Written exercise
Please output the entries below from the line that contains "Output the text content of this document." through the final line, reproduced exactly and alone.
━━━ Extracted entries ━━━
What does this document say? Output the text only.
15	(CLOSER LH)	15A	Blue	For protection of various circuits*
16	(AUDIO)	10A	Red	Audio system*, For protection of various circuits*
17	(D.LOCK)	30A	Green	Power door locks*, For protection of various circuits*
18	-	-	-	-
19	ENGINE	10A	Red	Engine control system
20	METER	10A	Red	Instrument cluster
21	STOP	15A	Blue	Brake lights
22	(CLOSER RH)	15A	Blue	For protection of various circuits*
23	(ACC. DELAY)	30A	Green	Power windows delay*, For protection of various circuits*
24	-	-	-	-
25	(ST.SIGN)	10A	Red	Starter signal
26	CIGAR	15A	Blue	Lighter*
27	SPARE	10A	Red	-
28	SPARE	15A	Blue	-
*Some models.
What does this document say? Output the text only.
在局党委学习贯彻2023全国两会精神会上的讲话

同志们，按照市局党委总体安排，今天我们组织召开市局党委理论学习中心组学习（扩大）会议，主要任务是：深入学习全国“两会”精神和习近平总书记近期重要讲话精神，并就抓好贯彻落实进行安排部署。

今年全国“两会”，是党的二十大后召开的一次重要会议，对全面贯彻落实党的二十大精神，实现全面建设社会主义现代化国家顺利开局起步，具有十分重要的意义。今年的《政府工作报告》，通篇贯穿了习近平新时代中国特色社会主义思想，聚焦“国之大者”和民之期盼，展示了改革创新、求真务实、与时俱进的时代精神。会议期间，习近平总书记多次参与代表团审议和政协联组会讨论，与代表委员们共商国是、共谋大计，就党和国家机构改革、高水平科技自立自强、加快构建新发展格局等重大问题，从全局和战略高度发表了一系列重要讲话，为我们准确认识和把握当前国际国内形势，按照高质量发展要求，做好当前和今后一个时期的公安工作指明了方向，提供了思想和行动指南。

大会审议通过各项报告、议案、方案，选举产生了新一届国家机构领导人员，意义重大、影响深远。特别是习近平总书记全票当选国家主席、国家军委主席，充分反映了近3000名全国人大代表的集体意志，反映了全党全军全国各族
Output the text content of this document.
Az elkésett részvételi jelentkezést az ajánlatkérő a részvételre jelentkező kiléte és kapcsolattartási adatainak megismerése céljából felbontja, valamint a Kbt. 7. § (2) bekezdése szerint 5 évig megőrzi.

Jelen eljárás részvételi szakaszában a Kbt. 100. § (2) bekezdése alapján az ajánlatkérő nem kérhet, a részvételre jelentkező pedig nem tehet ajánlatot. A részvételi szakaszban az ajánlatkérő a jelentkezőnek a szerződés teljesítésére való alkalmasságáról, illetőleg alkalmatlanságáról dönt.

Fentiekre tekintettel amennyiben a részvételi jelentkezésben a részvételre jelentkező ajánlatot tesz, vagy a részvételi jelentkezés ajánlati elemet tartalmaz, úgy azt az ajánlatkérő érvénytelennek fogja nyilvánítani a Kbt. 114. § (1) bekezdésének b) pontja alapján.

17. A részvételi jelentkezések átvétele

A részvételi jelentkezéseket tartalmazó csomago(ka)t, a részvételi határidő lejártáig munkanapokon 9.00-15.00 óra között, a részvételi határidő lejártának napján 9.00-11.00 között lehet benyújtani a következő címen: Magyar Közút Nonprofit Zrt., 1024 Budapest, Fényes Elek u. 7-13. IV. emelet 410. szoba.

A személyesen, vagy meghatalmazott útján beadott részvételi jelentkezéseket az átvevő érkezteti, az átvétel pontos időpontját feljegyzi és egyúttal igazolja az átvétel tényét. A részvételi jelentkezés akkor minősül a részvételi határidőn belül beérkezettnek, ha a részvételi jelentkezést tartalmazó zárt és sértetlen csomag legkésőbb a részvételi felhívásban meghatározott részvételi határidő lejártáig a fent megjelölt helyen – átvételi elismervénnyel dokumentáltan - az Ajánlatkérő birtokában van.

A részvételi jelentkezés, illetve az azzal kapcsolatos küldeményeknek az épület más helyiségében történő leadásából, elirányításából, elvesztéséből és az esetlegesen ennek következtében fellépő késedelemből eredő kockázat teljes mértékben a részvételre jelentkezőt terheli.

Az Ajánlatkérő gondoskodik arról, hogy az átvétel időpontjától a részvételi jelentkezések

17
━━━
Final result
Output the text content of this document.
Az elkésett részvételi jelentkezést az ajánlatkérő a részvételre jelentkező kiléte és kapcsolattartási adatainak megismerése céljából felbontja, valamint a Kbt. 7. § (2) bekezdése szerint 5 évig megőrzi.

Jelen eljárás részvételi szakaszában a Kbt. 100. § (2) bekezdése alapján az ajánlatkérő nem kérhet, a részvételre jelentkező pedig nem tehet ajánlatot. A részvételi szakaszban az ajánlatkérő a jelentkezőnek a szerződés teljesítésére való alkalmasságáról, illetőleg alkalmatlanságáról dönt.

Fentiekre tekintettel amennyiben a részvételi jelentkezésben a részvételre jelentkező ajánlatot tesz, vagy a részvételi jelentkezés ajánlati elemet tartalmaz, úgy azt az ajánlatkérő érvénytelennek fogja nyilvánítani a Kbt. 114. § (1) bekezdésének b) pontja alapján.

17. A részvételi jelentkezések átvétele

A részvételi jelentkezéseket tartalmazó csomago(ka)t, a részvételi határidő lejártáig munkanapokon 9.00-15.00 óra között, a részvételi határidő lejártának napján 9.00-11.00 között lehet benyújtani a következő címen: Magyar Közút Nonprofit Zrt., 1024 Budapest, Fényes Elek u. 7-13. IV. emelet 410. szoba.

A személyesen, vagy meghatalmazott útján beadott részvételi jelentkezéseket az átvevő érkezteti, az átvétel pontos időpontját feljegyzi és egyúttal igazolja az átvétel tényét. A részvételi jelentkezés akkor minősül a részvételi határidőn belül beérkezettnek, ha a részvételi jelentkezést tartalmazó zárt és sértetlen csomag legkésőbb a részvételi felhívásban meghatározott részvételi határidő lejártáig a fent megjelölt helyen – átvételi elismervénnyel dokumentáltan - az Ajánlatkérő birtokában van.

A részvételi jelentkezés, illetve az azzal kapcsolatos küldeményeknek az épület más helyiségében történő leadásából, elirányításából, elvesztéséből és az esetlegesen ennek következtében fellépő késedelemből eredő kockázat teljes mértékben a részvételre jelentkezőt terheli.

Az Ajánlatkérő gondoskodik arról, hogy az átvétel időpontjától a részvételi jelentkezések

17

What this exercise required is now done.